## [Extracted material]
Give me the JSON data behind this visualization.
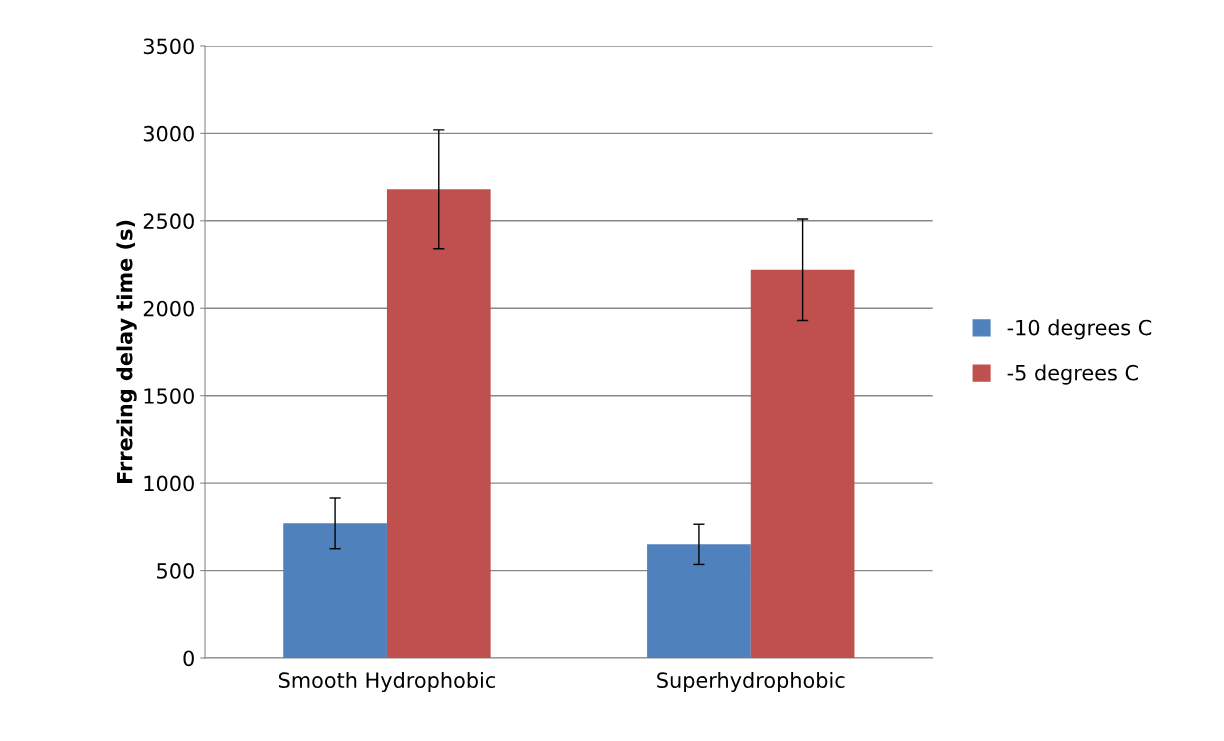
{
  "chart_data": {
    "type": "bar",
    "ylabel": "Frrezing delay time (s)",
    "categories": [
      "Smooth Hydrophobic",
      "Superhydrophobic"
    ],
    "series": [
      {
        "name": "-10 degrees C",
        "color": "#4f81bd",
        "values": [
          770,
          650
        ],
        "errors": [
          145,
          115
        ]
      },
      {
        "name": "-5 degrees C",
        "color": "#c0504d",
        "values": [
          2680,
          2220
        ],
        "errors": [
          340,
          290
        ]
      }
    ],
    "ylim": [
      0,
      3500
    ],
    "yticks": [
      0,
      500,
      1000,
      1500,
      2000,
      2500,
      3000,
      3500
    ],
    "grid": "y",
    "legend": "right"
  }
}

## [Problem description]
Copy every line above word for word and exclude the pictures.

## [Result of the task]
Give me the JSON data behind this visualization.
{
  "chart_data": {
    "type": "bar",
    "ylabel": "Frrezing delay time (s)",
    "categories": [
      "Smooth Hydrophobic",
      "Superhydrophobic"
    ],
    "series": [
      {
        "name": "-10 degrees C",
        "color": "#4f81bd",
        "values": [
          770,
          650
        ],
        "errors": [
          145,
          115
        ]
      },
      {
        "name": "-5 degrees C",
        "color": "#c0504d",
        "values": [
          2680,
          2220
        ],
        "errors": [
          340,
          290
        ]
      }
    ],
    "ylim": [
      0,
      3500
    ],
    "yticks": [
      0,
      500,
      1000,
      1500,
      2000,
      2500,
      3000,
      3500
    ],
    "grid": "y",
    "legend": "right"
  }
}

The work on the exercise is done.